### Task data
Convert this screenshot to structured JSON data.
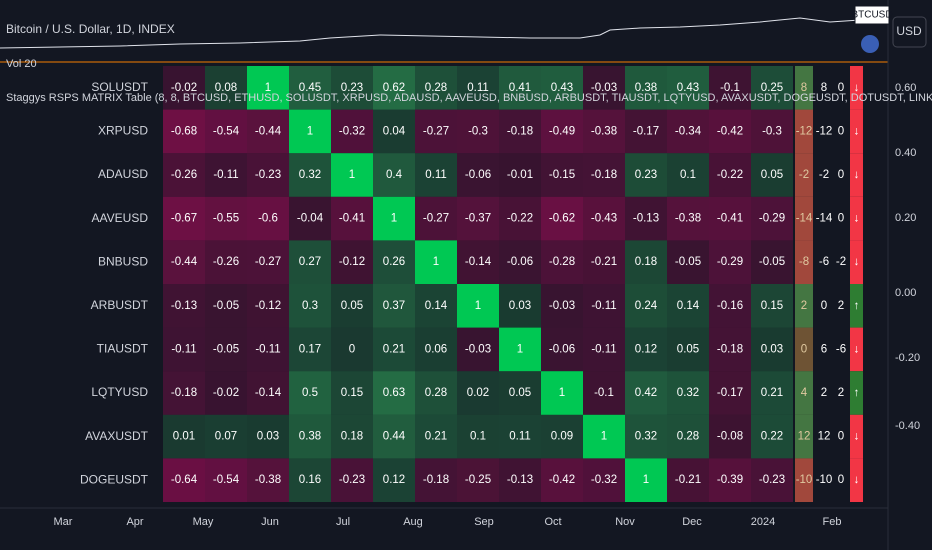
{
  "header": {
    "symbol": "Bitcoin / U.S. Dollar, 1D, INDEX",
    "volume": "Vol 20",
    "ticker_badge": "BTCUSD",
    "currency": "USD"
  },
  "indicator_title": "Staggys RSPS MATRIX Table (8, 8, BTCUSD, ETHUSD, SOLUSDT, XRPUSD, ADAUSD, AAVEUSD, BNBUSD, ARBUSDT, TIAUSDT, LQTYUSD, AVAXUSDT, DOGEUSDT, DOTUSDT, LINKUSD, MATICUSDT)",
  "table": {
    "rows": [
      {
        "label": "SOLUSDT",
        "values": [
          -0.02,
          0.08,
          1,
          0.45,
          0.23,
          0.62,
          0.28,
          0.11,
          0.41,
          0.43,
          -0.03,
          0.38,
          0.43,
          -0.1,
          0.25
        ],
        "score": 8,
        "long": 8,
        "short": 0,
        "signal": "↓"
      },
      {
        "label": "XRPUSD",
        "values": [
          -0.68,
          -0.54,
          -0.44,
          1,
          -0.32,
          0.04,
          -0.27,
          -0.3,
          -0.18,
          -0.49,
          -0.38,
          -0.17,
          -0.34,
          -0.42,
          -0.3
        ],
        "score": -12,
        "long": -12,
        "short": 0,
        "signal": "↓"
      },
      {
        "label": "ADAUSD",
        "values": [
          -0.26,
          -0.11,
          -0.23,
          0.32,
          1,
          0.4,
          0.11,
          -0.06,
          -0.01,
          -0.15,
          -0.18,
          0.23,
          0.1,
          -0.22,
          0.05
        ],
        "score": -2,
        "long": -2,
        "short": 0,
        "signal": "↓"
      },
      {
        "label": "AAVEUSD",
        "values": [
          -0.67,
          -0.55,
          -0.6,
          -0.04,
          -0.41,
          1,
          -0.27,
          -0.37,
          -0.22,
          -0.62,
          -0.43,
          -0.13,
          -0.38,
          -0.41,
          -0.29
        ],
        "score": -14,
        "long": -14,
        "short": 0,
        "signal": "↓"
      },
      {
        "label": "BNBUSD",
        "values": [
          -0.44,
          -0.26,
          -0.27,
          0.27,
          -0.12,
          0.26,
          1,
          -0.14,
          -0.06,
          -0.28,
          -0.21,
          0.18,
          -0.05,
          -0.29,
          -0.05
        ],
        "score": -8,
        "long": -6,
        "short": -2,
        "signal": "↓"
      },
      {
        "label": "ARBUSDT",
        "values": [
          -0.13,
          -0.05,
          -0.12,
          0.3,
          0.05,
          0.37,
          0.14,
          1,
          0.03,
          -0.03,
          -0.11,
          0.24,
          0.14,
          -0.16,
          0.15
        ],
        "score": 2,
        "long": 0,
        "short": 2,
        "signal": "↑"
      },
      {
        "label": "TIAUSDT",
        "values": [
          -0.11,
          -0.05,
          -0.11,
          0.17,
          0,
          0.21,
          0.06,
          -0.03,
          1,
          -0.06,
          -0.11,
          0.12,
          0.05,
          -0.18,
          0.03
        ],
        "score": 0,
        "long": 6,
        "short": -6,
        "signal": "↓"
      },
      {
        "label": "LQTYUSD",
        "values": [
          -0.18,
          -0.02,
          -0.14,
          0.5,
          0.15,
          0.63,
          0.28,
          0.02,
          0.05,
          1,
          -0.1,
          0.42,
          0.32,
          -0.17,
          0.21
        ],
        "score": 4,
        "long": 2,
        "short": 2,
        "signal": "↑"
      },
      {
        "label": "AVAXUSDT",
        "values": [
          0.01,
          0.07,
          0.03,
          0.38,
          0.18,
          0.44,
          0.21,
          0.1,
          0.11,
          0.09,
          1,
          0.32,
          0.28,
          -0.08,
          0.22
        ],
        "score": 12,
        "long": 12,
        "short": 0,
        "signal": "↓"
      },
      {
        "label": "DOGEUSDT",
        "values": [
          -0.64,
          -0.54,
          -0.38,
          0.16,
          -0.23,
          0.12,
          -0.18,
          -0.25,
          -0.13,
          -0.42,
          -0.32,
          1,
          -0.21,
          -0.39,
          -0.23
        ],
        "score": -10,
        "long": -10,
        "short": 0,
        "signal": "↓"
      }
    ]
  },
  "price_axis": [
    "0.60",
    "0.40",
    "0.20",
    "0.00",
    "-0.20",
    "-0.40"
  ],
  "time_axis": [
    "Mar",
    "Apr",
    "May",
    "Jun",
    "Jul",
    "Aug",
    "Sep",
    "Oct",
    "Nov",
    "Dec",
    "2024",
    "Feb"
  ]
}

### Exercise objective
Within the records above, how many lines include the word "DOGEUSDT"? State the number by itself.

### Exercise response
2